> [Part of a data file]:

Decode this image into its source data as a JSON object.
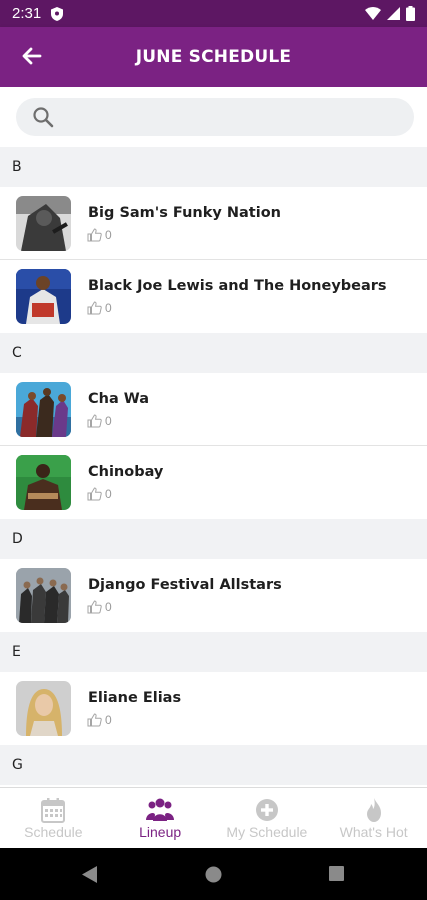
{
  "status": {
    "time": "2:31"
  },
  "header": {
    "title": "JUNE SCHEDULE"
  },
  "search": {
    "placeholder": ""
  },
  "sections": [
    {
      "letter": "B",
      "artists": [
        {
          "name": "Big Sam's Funky Nation",
          "likes": "0"
        },
        {
          "name": "Black Joe Lewis and The Honeybears",
          "likes": "0"
        }
      ]
    },
    {
      "letter": "C",
      "artists": [
        {
          "name": "Cha Wa",
          "likes": "0"
        },
        {
          "name": "Chinobay",
          "likes": "0"
        }
      ]
    },
    {
      "letter": "D",
      "artists": [
        {
          "name": "Django Festival Allstars",
          "likes": "0"
        }
      ]
    },
    {
      "letter": "E",
      "artists": [
        {
          "name": "Eliane Elias",
          "likes": "0"
        }
      ]
    },
    {
      "letter": "G",
      "artists": []
    }
  ],
  "nav": {
    "items": [
      {
        "label": "Schedule",
        "icon": "calendar-icon",
        "active": false
      },
      {
        "label": "Lineup",
        "icon": "group-icon",
        "active": true
      },
      {
        "label": "My Schedule",
        "icon": "plus-circle-icon",
        "active": false
      },
      {
        "label": "What's Hot",
        "icon": "flame-icon",
        "active": false
      }
    ]
  },
  "colors": {
    "primary": "#7b2283",
    "status_bar": "#5d1763",
    "section_bg": "#f1f2f4",
    "inactive_nav": "#c7c7c7"
  }
}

> [Exercise]: Output every entry verbatim. Pictures do not belong in the copy.

> [The completed task]:
Decode this image into its source data as a JSON object.
{
  "status": {
    "time": "2:31"
  },
  "header": {
    "title": "JUNE SCHEDULE"
  },
  "search": {
    "placeholder": ""
  },
  "sections": [
    {
      "letter": "B",
      "artists": [
        {
          "name": "Big Sam's Funky Nation",
          "likes": "0"
        },
        {
          "name": "Black Joe Lewis and The Honeybears",
          "likes": "0"
        }
      ]
    },
    {
      "letter": "C",
      "artists": [
        {
          "name": "Cha Wa",
          "likes": "0"
        },
        {
          "name": "Chinobay",
          "likes": "0"
        }
      ]
    },
    {
      "letter": "D",
      "artists": [
        {
          "name": "Django Festival Allstars",
          "likes": "0"
        }
      ]
    },
    {
      "letter": "E",
      "artists": [
        {
          "name": "Eliane Elias",
          "likes": "0"
        }
      ]
    },
    {
      "letter": "G",
      "artists": []
    }
  ],
  "nav": {
    "items": [
      {
        "label": "Schedule",
        "icon": "calendar-icon",
        "active": false
      },
      {
        "label": "Lineup",
        "icon": "group-icon",
        "active": true
      },
      {
        "label": "My Schedule",
        "icon": "plus-circle-icon",
        "active": false
      },
      {
        "label": "What's Hot",
        "icon": "flame-icon",
        "active": false
      }
    ]
  },
  "colors": {
    "primary": "#7b2283",
    "status_bar": "#5d1763",
    "section_bg": "#f1f2f4",
    "inactive_nav": "#c7c7c7"
  }
}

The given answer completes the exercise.